▶ **Provided records**
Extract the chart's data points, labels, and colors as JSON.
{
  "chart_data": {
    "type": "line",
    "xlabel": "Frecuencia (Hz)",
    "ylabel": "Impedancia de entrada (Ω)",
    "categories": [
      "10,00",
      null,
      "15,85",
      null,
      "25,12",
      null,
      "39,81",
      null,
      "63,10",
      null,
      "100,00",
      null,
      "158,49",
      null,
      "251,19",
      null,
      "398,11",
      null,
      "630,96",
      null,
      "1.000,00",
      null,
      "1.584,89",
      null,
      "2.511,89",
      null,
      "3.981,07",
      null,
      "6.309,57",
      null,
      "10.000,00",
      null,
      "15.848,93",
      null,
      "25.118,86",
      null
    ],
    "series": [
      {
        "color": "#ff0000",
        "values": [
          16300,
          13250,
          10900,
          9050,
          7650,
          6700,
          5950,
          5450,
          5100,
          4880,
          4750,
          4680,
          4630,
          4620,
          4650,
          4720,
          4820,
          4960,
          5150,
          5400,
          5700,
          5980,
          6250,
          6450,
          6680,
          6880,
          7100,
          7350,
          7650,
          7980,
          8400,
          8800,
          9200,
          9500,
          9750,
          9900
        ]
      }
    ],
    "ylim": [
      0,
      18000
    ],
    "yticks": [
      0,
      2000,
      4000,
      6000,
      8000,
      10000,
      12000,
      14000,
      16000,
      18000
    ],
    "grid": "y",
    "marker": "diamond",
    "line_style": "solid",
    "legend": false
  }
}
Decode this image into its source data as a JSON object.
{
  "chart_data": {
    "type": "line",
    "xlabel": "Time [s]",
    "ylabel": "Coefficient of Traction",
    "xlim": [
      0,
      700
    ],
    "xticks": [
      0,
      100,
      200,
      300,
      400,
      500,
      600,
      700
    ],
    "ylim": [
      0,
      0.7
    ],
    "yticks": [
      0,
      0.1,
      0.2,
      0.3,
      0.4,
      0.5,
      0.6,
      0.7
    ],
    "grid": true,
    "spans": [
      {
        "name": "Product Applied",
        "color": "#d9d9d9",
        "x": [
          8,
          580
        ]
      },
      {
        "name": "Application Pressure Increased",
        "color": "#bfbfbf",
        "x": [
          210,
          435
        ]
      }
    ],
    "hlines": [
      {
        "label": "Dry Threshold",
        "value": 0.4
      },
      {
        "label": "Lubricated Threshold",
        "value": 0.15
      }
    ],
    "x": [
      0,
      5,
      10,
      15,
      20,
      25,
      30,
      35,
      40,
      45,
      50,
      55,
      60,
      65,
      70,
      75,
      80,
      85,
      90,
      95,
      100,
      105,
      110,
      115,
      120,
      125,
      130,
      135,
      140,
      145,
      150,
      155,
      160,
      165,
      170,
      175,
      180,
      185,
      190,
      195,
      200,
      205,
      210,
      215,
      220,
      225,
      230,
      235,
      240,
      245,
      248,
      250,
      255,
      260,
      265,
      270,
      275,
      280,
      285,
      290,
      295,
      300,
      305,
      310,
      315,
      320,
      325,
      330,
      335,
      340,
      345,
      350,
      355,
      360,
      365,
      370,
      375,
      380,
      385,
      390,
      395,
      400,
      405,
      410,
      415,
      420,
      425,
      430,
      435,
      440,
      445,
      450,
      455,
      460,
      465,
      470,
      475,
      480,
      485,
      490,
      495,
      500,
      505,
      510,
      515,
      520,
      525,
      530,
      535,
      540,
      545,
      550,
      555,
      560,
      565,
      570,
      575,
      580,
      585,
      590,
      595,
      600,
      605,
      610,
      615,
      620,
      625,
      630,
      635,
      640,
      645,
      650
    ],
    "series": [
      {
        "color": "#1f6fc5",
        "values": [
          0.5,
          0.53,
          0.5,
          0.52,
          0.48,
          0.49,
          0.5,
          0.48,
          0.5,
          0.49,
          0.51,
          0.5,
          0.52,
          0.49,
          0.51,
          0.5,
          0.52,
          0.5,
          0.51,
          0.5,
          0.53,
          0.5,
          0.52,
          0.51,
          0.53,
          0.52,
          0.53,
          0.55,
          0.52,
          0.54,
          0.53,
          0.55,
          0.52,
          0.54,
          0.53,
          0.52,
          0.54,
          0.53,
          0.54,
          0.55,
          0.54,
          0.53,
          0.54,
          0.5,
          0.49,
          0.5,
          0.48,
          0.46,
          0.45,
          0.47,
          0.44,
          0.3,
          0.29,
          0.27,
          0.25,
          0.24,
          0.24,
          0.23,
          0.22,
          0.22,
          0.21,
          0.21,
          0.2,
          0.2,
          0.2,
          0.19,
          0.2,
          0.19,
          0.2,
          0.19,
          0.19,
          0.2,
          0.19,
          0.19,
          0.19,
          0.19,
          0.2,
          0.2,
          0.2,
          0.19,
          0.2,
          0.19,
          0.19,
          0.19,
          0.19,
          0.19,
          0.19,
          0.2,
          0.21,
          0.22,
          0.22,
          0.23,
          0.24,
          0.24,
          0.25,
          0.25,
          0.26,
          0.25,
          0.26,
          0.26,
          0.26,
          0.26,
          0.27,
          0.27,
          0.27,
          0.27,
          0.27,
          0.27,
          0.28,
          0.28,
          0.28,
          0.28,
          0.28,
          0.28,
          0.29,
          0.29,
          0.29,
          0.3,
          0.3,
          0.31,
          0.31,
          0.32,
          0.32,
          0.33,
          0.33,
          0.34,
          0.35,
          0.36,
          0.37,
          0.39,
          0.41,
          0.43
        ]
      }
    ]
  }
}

▶ **Exercise brief**
Copy out the whole listing exactly; please set it all down.

▶ **Output**
Extract the chart's data points, labels, and colors as JSON.
{
  "chart_data": {
    "type": "line",
    "xlabel": "Frecuencia (Hz)",
    "ylabel": "Impedancia de entrada (Ω)",
    "categories": [
      "10,00",
      null,
      "15,85",
      null,
      "25,12",
      null,
      "39,81",
      null,
      "63,10",
      null,
      "100,00",
      null,
      "158,49",
      null,
      "251,19",
      null,
      "398,11",
      null,
      "630,96",
      null,
      "1.000,00",
      null,
      "1.584,89",
      null,
      "2.511,89",
      null,
      "3.981,07",
      null,
      "6.309,57",
      null,
      "10.000,00",
      null,
      "15.848,93",
      null,
      "25.118,86",
      null
    ],
    "series": [
      {
        "color": "#ff0000",
        "values": [
          16300,
          13250,
          10900,
          9050,
          7650,
          6700,
          5950,
          5450,
          5100,
          4880,
          4750,
          4680,
          4630,
          4620,
          4650,
          4720,
          4820,
          4960,
          5150,
          5400,
          5700,
          5980,
          6250,
          6450,
          6680,
          6880,
          7100,
          7350,
          7650,
          7980,
          8400,
          8800,
          9200,
          9500,
          9750,
          9900
        ]
      }
    ],
    "ylim": [
      0,
      18000
    ],
    "yticks": [
      0,
      2000,
      4000,
      6000,
      8000,
      10000,
      12000,
      14000,
      16000,
      18000
    ],
    "grid": "y",
    "marker": "diamond",
    "line_style": "solid",
    "legend": false
  }
}
Decode this image into its source data as a JSON object.
{
  "chart_data": {
    "type": "line",
    "xlabel": "Time [s]",
    "ylabel": "Coefficient of Traction",
    "xlim": [
      0,
      700
    ],
    "xticks": [
      0,
      100,
      200,
      300,
      400,
      500,
      600,
      700
    ],
    "ylim": [
      0,
      0.7
    ],
    "yticks": [
      0,
      0.1,
      0.2,
      0.3,
      0.4,
      0.5,
      0.6,
      0.7
    ],
    "grid": true,
    "spans": [
      {
        "name": "Product Applied",
        "color": "#d9d9d9",
        "x": [
          8,
          580
        ]
      },
      {
        "name": "Application Pressure Increased",
        "color": "#bfbfbf",
        "x": [
          210,
          435
        ]
      }
    ],
    "hlines": [
      {
        "label": "Dry Threshold",
        "value": 0.4
      },
      {
        "label": "Lubricated Threshold",
        "value": 0.15
      }
    ],
    "x": [
      0,
      5,
      10,
      15,
      20,
      25,
      30,
      35,
      40,
      45,
      50,
      55,
      60,
      65,
      70,
      75,
      80,
      85,
      90,
      95,
      100,
      105,
      110,
      115,
      120,
      125,
      130,
      135,
      140,
      145,
      150,
      155,
      160,
      165,
      170,
      175,
      180,
      185,
      190,
      195,
      200,
      205,
      210,
      215,
      220,
      225,
      230,
      235,
      240,
      245,
      248,
      250,
      255,
      260,
      265,
      270,
      275,
      280,
      285,
      290,
      295,
      300,
      305,
      310,
      315,
      320,
      325,
      330,
      335,
      340,
      345,
      350,
      355,
      360,
      365,
      370,
      375,
      380,
      385,
      390,
      395,
      400,
      405,
      410,
      415,
      420,
      425,
      430,
      435,
      440,
      445,
      450,
      455,
      460,
      465,
      470,
      475,
      480,
      485,
      490,
      495,
      500,
      505,
      510,
      515,
      520,
      525,
      530,
      535,
      540,
      545,
      550,
      555,
      560,
      565,
      570,
      575,
      580,
      585,
      590,
      595,
      600,
      605,
      610,
      615,
      620,
      625,
      630,
      635,
      640,
      645,
      650
    ],
    "series": [
      {
        "color": "#1f6fc5",
        "values": [
          0.5,
          0.53,
          0.5,
          0.52,
          0.48,
          0.49,
          0.5,
          0.48,
          0.5,
          0.49,
          0.51,
          0.5,
          0.52,
          0.49,
          0.51,
          0.5,
          0.52,
          0.5,
          0.51,
          0.5,
          0.53,
          0.5,
          0.52,
          0.51,
          0.53,
          0.52,
          0.53,
          0.55,
          0.52,
          0.54,
          0.53,
          0.55,
          0.52,
          0.54,
          0.53,
          0.52,
          0.54,
          0.53,
          0.54,
          0.55,
          0.54,
          0.53,
          0.54,
          0.5,
          0.49,
          0.5,
          0.48,
          0.46,
          0.45,
          0.47,
          0.44,
          0.3,
          0.29,
          0.27,
          0.25,
          0.24,
          0.24,
          0.23,
          0.22,
          0.22,
          0.21,
          0.21,
          0.2,
          0.2,
          0.2,
          0.19,
          0.2,
          0.19,
          0.2,
          0.19,
          0.19,
          0.2,
          0.19,
          0.19,
          0.19,
          0.19,
          0.2,
          0.2,
          0.2,
          0.19,
          0.2,
          0.19,
          0.19,
          0.19,
          0.19,
          0.19,
          0.19,
          0.2,
          0.21,
          0.22,
          0.22,
          0.23,
          0.24,
          0.24,
          0.25,
          0.25,
          0.26,
          0.25,
          0.26,
          0.26,
          0.26,
          0.26,
          0.27,
          0.27,
          0.27,
          0.27,
          0.27,
          0.27,
          0.28,
          0.28,
          0.28,
          0.28,
          0.28,
          0.28,
          0.29,
          0.29,
          0.29,
          0.3,
          0.3,
          0.31,
          0.31,
          0.32,
          0.32,
          0.33,
          0.33,
          0.34,
          0.35,
          0.36,
          0.37,
          0.39,
          0.41,
          0.43
        ]
      }
    ]
  }
}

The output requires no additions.